REQUIRED TASK: Copy out every line in which the string "Realty" occurs.

● ● ●

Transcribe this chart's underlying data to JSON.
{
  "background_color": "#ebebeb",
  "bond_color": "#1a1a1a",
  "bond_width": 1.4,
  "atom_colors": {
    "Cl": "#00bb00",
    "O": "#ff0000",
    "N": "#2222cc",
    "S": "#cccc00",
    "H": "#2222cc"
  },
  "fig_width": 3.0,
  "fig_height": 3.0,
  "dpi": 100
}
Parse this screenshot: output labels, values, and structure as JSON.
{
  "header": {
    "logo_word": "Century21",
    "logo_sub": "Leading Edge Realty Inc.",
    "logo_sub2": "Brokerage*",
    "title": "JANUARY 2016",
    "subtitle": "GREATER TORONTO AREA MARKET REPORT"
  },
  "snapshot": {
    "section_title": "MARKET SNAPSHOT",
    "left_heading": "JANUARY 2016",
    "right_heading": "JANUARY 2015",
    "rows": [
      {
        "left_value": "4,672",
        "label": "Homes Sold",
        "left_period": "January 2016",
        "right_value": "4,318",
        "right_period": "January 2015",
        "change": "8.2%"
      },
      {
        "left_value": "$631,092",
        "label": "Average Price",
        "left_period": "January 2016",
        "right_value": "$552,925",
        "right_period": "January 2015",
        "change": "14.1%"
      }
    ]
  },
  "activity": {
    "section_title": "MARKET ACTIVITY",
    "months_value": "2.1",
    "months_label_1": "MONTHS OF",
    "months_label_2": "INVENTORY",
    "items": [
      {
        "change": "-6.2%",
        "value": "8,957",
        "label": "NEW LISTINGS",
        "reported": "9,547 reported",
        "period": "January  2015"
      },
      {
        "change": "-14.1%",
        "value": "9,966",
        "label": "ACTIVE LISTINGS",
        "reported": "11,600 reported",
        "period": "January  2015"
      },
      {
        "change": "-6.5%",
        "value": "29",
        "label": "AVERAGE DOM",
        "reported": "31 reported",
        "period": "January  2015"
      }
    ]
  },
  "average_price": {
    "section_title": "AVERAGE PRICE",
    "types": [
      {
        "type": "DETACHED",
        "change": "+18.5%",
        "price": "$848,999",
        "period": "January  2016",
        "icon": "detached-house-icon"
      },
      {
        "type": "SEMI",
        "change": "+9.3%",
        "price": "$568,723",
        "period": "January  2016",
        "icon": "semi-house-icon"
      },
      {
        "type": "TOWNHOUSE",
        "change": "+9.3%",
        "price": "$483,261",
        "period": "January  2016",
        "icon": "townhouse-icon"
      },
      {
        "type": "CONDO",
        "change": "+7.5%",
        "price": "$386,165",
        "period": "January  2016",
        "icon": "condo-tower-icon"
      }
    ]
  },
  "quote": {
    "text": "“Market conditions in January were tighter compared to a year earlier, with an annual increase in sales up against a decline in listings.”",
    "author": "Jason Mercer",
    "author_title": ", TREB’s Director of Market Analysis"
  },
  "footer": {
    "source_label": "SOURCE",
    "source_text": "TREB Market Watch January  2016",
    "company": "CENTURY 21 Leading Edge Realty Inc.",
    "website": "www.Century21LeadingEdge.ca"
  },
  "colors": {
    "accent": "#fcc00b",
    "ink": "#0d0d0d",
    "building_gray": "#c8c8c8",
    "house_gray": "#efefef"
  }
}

● ● ●

OUTPUT BELOW:
    "logo_sub": "Leading Edge Realty Inc.",
    "company": "CENTURY 21 Leading Edge Realty Inc.",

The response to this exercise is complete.